• Exercise details:
What follows is a set of entries. Repeat them exactly, but not their pictures.

═══ Task data ═══

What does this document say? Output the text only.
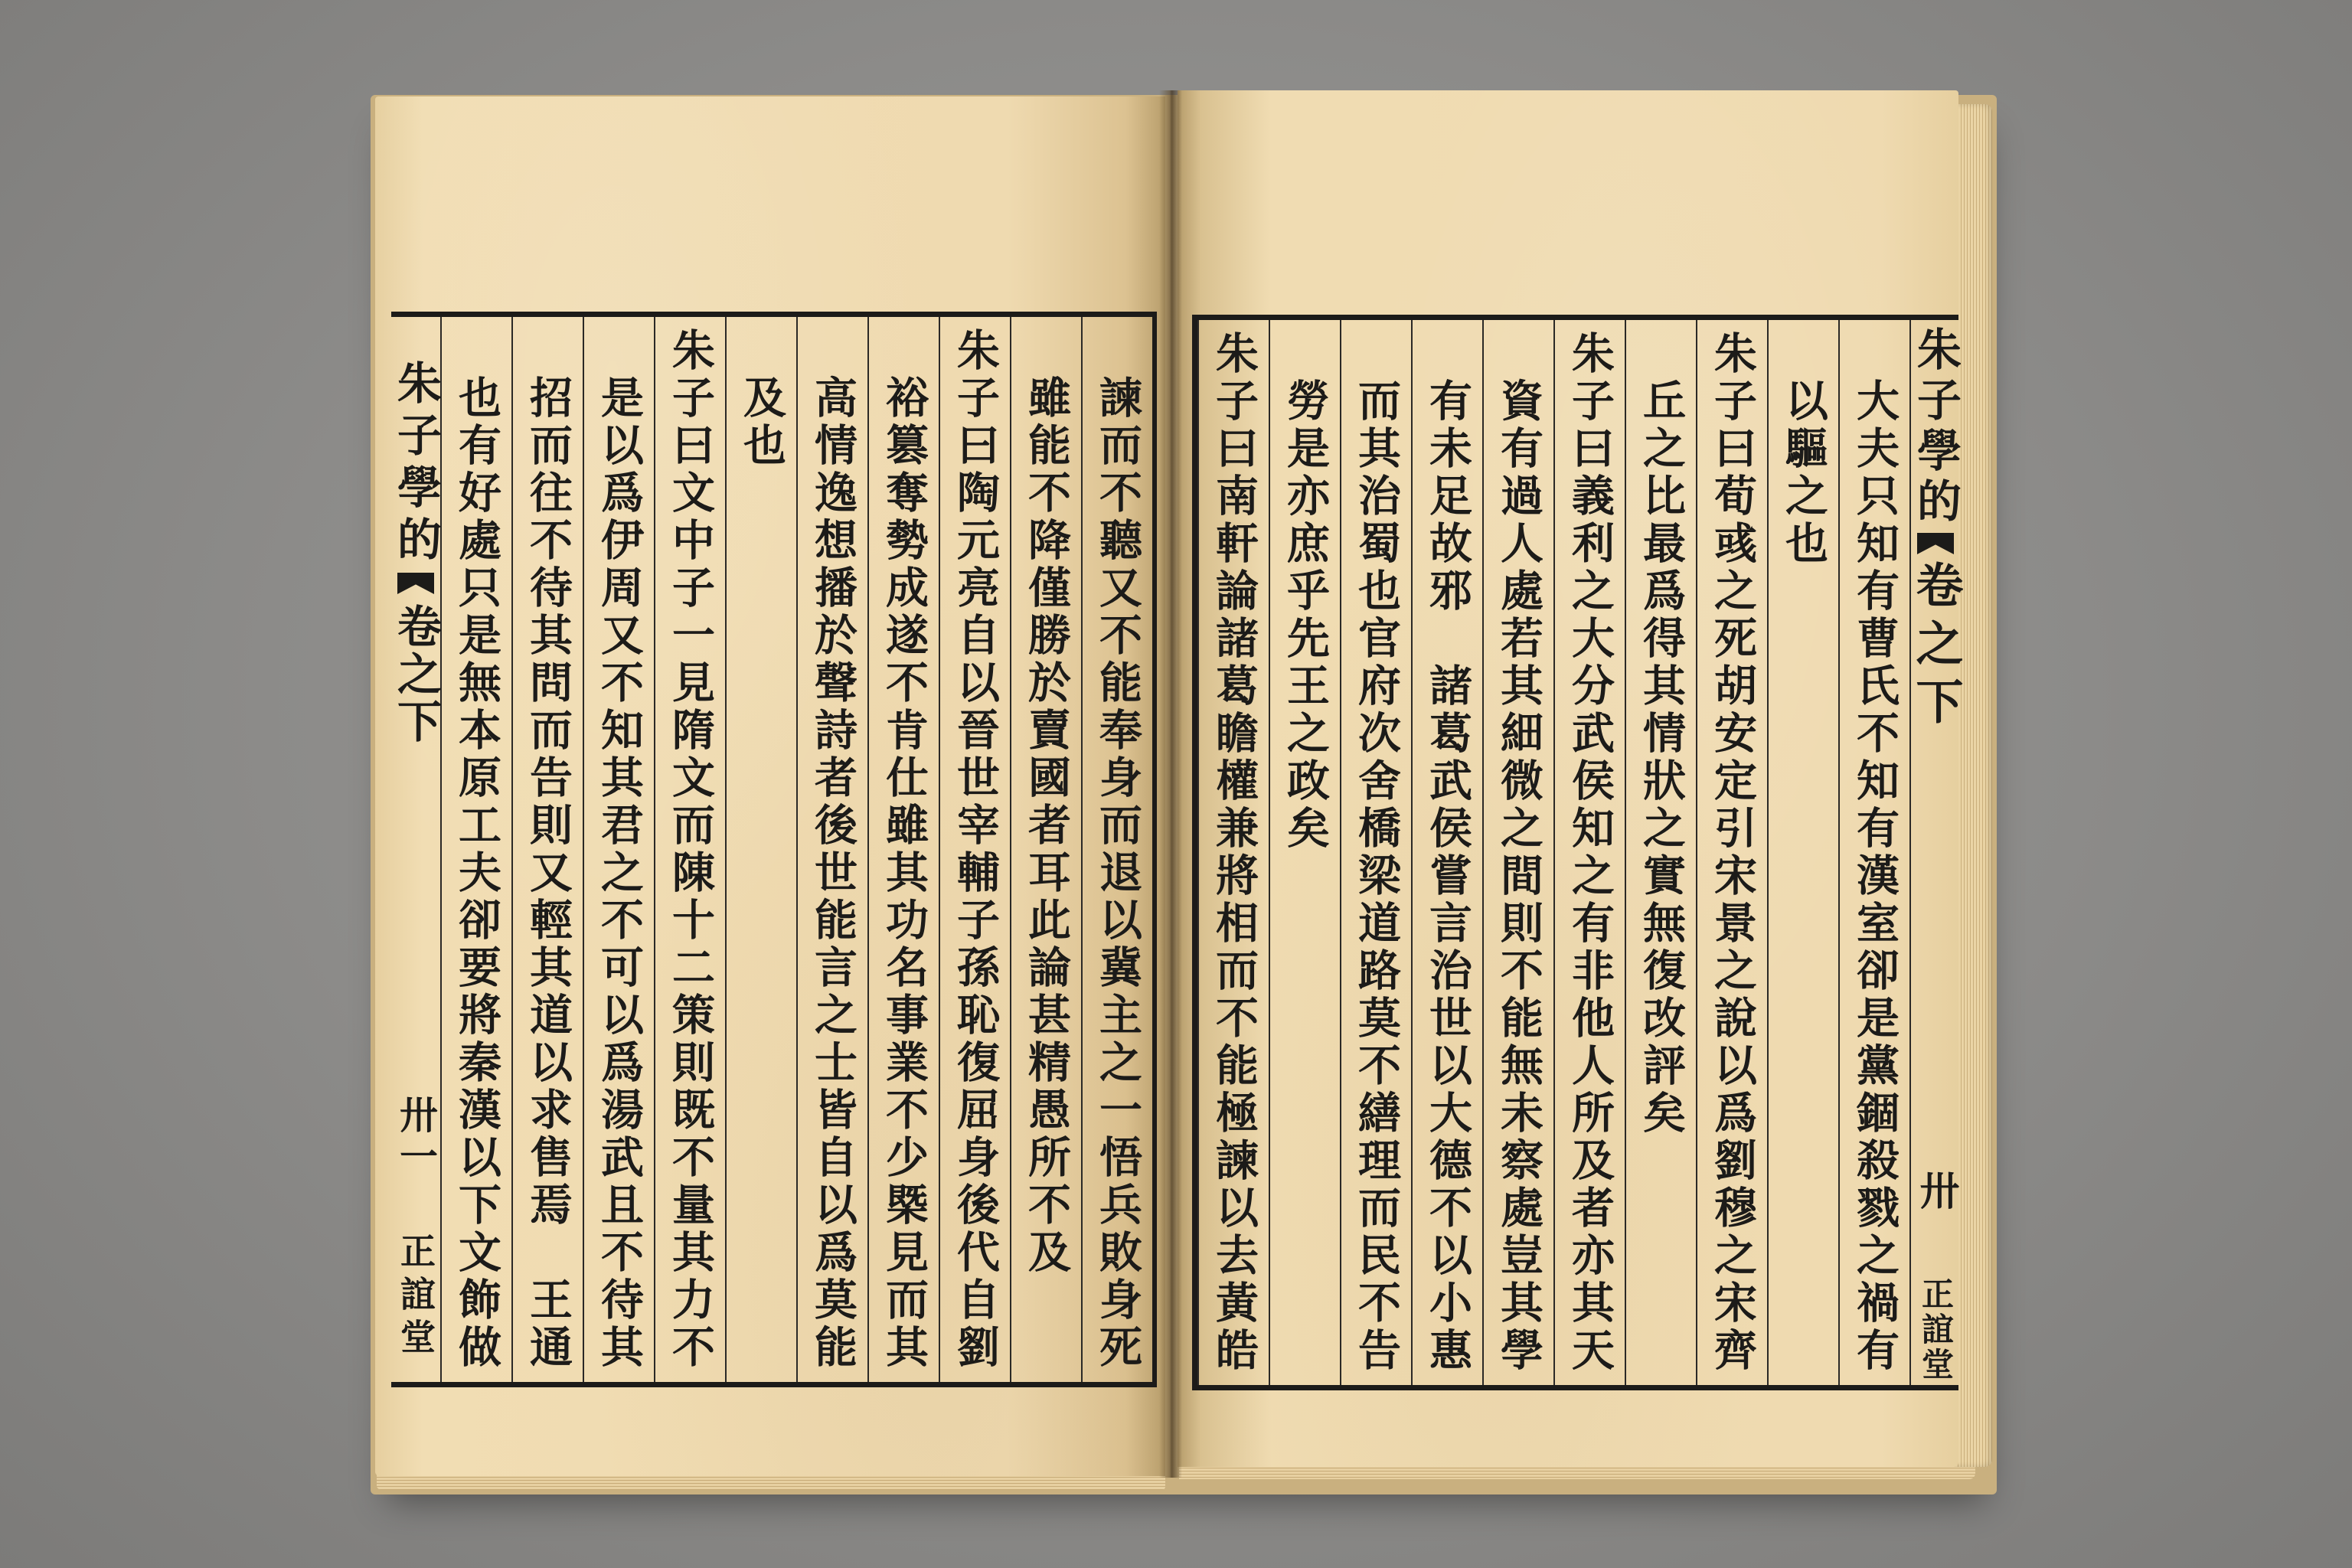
諫而不聽又不能奉身而退以冀主之一悟兵敗身死
雖能不降僅勝於賣國者耳此論甚精愚所不及
朱子曰陶元亮自以晉世宰輔子孫恥復屈身後代自劉
裕篡奪勢成遂不肯仕雖其功名事業不少槩見而其
高情逸想播於聲詩者後世能言之士皆自以爲莫能
及也
朱子曰文中子一見隋文而陳十二策則既不量其力不
是以爲伊周又不知其君之不可以爲湯武且不待其
招而往不待其問而告則又輕其道以求售焉　王通
也有好處只是無本原工夫卻要將秦漢以下文飾做
朱子學的
卷之下
卅一
正誼堂
朱子學的
卷之下
卅
正誼堂
大夫只知有曹氏不知有漢室卻是黨錮殺戮之禍有
以驅之也
朱子曰荀彧之死胡安定引宋景之說以爲劉穆之宋齊
丘之比最爲得其情狀之實無復改評矣
朱子曰義利之大分武侯知之有非他人所及者亦其天
資有過人處若其細微之間則不能無未察處豈其學
有未足故邪　諸葛武侯嘗言治世以大德不以小惠
而其治蜀也官府次舍橋梁道路莫不繕理而民不告
勞是亦庶乎先王之政矣
朱子曰南軒論諸葛瞻權兼將相而不能極諫以去黃皓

═══

• Result of the exercise:
What does this document say? Output the text only.
諫而不聽又不能奉身而退以冀主之一悟兵敗身死
雖能不降僅勝於賣國者耳此論甚精愚所不及
朱子曰陶元亮自以晉世宰輔子孫恥復屈身後代自劉
裕篡奪勢成遂不肯仕雖其功名事業不少槩見而其
高情逸想播於聲詩者後世能言之士皆自以爲莫能
及也
朱子曰文中子一見隋文而陳十二策則既不量其力不
是以爲伊周又不知其君之不可以爲湯武且不待其
招而往不待其問而告則又輕其道以求售焉　王通
也有好處只是無本原工夫卻要將秦漢以下文飾做
朱子學的
卷之下
卅一
正誼堂
朱子學的
卷之下
卅
正誼堂
大夫只知有曹氏不知有漢室卻是黨錮殺戮之禍有
以驅之也
朱子曰荀彧之死胡安定引宋景之說以爲劉穆之宋齊
丘之比最爲得其情狀之實無復改評矣
朱子曰義利之大分武侯知之有非他人所及者亦其天
資有過人處若其細微之間則不能無未察處豈其學
有未足故邪　諸葛武侯嘗言治世以大德不以小惠
而其治蜀也官府次舍橋梁道路莫不繕理而民不告
勞是亦庶乎先王之政矣
朱子曰南軒論諸葛瞻權兼將相而不能極諫以去黃皓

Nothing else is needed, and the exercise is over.